Identify each line holding the string "November" and copy it.

### RECORD EXTRACTS
--

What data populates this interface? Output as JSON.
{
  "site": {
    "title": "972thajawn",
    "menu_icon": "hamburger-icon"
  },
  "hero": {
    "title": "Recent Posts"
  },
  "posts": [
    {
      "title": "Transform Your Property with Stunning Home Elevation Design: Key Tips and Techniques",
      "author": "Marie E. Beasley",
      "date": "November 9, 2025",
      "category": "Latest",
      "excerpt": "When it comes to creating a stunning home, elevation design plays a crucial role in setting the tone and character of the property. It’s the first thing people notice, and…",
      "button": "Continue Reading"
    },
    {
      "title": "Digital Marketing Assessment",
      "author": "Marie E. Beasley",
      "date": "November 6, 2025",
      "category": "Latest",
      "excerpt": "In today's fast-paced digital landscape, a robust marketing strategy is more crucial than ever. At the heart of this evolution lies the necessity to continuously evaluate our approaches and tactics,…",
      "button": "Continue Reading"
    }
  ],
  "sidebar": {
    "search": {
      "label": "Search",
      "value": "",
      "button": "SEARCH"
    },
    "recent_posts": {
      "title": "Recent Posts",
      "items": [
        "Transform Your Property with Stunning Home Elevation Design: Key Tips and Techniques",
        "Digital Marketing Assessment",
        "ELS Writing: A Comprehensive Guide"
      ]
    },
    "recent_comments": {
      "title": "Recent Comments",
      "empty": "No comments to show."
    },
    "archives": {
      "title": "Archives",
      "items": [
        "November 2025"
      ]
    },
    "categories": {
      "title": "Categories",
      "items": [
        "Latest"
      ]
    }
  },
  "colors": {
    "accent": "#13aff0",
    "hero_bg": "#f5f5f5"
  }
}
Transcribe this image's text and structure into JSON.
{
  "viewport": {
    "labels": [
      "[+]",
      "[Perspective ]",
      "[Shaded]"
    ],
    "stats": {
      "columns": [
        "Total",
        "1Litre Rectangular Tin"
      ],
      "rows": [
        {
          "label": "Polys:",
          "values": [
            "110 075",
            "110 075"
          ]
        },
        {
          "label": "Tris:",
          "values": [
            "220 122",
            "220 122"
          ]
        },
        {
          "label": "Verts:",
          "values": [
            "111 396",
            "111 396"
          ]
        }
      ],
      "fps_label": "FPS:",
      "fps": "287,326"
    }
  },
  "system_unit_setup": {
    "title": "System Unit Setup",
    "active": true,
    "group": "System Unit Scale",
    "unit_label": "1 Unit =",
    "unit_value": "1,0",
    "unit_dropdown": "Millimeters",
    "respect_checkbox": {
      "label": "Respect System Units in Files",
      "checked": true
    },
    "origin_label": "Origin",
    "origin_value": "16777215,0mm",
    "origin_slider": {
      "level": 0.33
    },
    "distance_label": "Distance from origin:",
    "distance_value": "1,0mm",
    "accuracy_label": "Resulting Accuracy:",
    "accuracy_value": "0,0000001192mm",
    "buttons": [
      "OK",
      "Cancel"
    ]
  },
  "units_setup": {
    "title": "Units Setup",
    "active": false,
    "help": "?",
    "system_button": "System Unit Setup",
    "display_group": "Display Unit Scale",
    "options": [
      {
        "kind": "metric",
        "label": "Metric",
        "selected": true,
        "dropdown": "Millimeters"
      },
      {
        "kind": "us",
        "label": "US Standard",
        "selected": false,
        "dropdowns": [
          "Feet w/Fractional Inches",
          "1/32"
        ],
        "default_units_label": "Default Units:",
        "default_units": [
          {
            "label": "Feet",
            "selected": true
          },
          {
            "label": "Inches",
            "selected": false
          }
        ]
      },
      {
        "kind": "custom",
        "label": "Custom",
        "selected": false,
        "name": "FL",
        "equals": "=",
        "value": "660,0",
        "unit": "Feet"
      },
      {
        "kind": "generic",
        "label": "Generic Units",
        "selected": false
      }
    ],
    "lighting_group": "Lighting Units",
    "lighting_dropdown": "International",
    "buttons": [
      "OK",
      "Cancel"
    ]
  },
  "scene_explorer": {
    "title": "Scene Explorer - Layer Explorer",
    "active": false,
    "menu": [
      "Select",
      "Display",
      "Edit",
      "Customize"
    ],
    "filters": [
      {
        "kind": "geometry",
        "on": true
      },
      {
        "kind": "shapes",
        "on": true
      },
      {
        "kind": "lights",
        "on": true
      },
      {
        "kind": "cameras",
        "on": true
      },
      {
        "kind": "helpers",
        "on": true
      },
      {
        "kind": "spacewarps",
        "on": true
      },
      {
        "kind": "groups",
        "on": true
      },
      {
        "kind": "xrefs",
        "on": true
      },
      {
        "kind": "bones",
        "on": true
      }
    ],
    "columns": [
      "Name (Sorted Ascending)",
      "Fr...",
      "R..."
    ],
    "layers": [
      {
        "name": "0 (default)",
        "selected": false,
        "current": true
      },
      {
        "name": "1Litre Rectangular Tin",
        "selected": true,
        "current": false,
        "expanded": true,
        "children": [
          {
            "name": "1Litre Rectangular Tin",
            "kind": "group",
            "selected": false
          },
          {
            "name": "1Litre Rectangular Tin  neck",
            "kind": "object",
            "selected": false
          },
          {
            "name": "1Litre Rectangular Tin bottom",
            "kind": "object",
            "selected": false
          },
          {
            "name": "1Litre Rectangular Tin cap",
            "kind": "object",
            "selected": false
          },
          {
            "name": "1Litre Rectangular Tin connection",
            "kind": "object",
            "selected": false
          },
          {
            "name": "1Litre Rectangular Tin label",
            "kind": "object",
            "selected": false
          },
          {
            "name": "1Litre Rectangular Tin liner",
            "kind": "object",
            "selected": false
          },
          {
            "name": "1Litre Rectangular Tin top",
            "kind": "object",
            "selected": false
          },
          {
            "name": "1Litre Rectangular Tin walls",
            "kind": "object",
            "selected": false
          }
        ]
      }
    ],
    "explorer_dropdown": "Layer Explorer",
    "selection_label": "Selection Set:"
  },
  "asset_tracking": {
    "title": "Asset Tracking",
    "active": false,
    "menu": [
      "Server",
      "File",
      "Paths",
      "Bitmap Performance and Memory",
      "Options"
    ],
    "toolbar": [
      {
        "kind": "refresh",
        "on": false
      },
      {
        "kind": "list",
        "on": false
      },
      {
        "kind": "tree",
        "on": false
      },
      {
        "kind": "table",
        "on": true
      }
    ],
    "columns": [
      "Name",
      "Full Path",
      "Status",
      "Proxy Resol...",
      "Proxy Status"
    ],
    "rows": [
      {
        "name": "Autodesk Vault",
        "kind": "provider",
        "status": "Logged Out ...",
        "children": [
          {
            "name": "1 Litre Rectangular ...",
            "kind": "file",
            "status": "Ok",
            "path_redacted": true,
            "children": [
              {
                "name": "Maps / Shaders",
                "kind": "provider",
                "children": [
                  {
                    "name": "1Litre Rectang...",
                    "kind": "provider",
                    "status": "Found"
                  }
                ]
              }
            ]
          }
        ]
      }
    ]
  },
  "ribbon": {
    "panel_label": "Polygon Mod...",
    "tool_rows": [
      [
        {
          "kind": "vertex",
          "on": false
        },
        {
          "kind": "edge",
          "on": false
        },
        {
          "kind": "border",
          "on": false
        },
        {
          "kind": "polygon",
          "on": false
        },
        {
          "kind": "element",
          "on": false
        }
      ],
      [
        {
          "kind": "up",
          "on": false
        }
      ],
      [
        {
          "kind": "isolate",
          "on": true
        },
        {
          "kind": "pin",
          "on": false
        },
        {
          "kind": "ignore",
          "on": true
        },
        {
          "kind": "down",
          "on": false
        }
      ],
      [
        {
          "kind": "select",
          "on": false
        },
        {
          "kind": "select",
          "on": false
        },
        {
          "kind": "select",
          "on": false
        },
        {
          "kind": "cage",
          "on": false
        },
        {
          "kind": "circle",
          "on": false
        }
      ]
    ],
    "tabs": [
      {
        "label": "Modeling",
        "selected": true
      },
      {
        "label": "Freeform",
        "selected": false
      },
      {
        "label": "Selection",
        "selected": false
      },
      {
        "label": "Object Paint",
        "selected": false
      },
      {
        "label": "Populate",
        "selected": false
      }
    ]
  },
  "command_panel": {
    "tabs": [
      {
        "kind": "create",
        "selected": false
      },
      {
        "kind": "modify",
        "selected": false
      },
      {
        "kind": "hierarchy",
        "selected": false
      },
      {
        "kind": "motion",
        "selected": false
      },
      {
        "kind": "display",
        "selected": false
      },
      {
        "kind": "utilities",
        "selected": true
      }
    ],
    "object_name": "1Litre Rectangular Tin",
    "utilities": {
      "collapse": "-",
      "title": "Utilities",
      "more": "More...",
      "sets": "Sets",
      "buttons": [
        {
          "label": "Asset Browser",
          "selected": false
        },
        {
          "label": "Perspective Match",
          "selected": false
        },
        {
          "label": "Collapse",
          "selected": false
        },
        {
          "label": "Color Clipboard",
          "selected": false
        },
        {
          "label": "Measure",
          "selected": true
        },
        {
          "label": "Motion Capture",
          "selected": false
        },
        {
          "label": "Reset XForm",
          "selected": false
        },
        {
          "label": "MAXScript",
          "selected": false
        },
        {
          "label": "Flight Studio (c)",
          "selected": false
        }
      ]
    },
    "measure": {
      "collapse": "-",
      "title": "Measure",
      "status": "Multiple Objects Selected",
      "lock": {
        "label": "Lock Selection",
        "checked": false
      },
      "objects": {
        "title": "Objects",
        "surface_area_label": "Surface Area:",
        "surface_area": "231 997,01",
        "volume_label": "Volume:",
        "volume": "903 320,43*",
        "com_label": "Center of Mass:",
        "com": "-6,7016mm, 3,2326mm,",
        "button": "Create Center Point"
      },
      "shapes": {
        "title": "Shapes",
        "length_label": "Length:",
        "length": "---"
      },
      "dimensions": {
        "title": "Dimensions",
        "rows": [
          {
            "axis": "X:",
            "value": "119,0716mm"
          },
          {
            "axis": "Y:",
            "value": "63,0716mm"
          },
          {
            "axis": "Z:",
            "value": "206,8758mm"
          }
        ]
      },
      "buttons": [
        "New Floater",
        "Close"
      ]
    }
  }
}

--

### RESPONSE
      "date": "November 9, 2025",
      "date": "November 6, 2025",
        "November 2025"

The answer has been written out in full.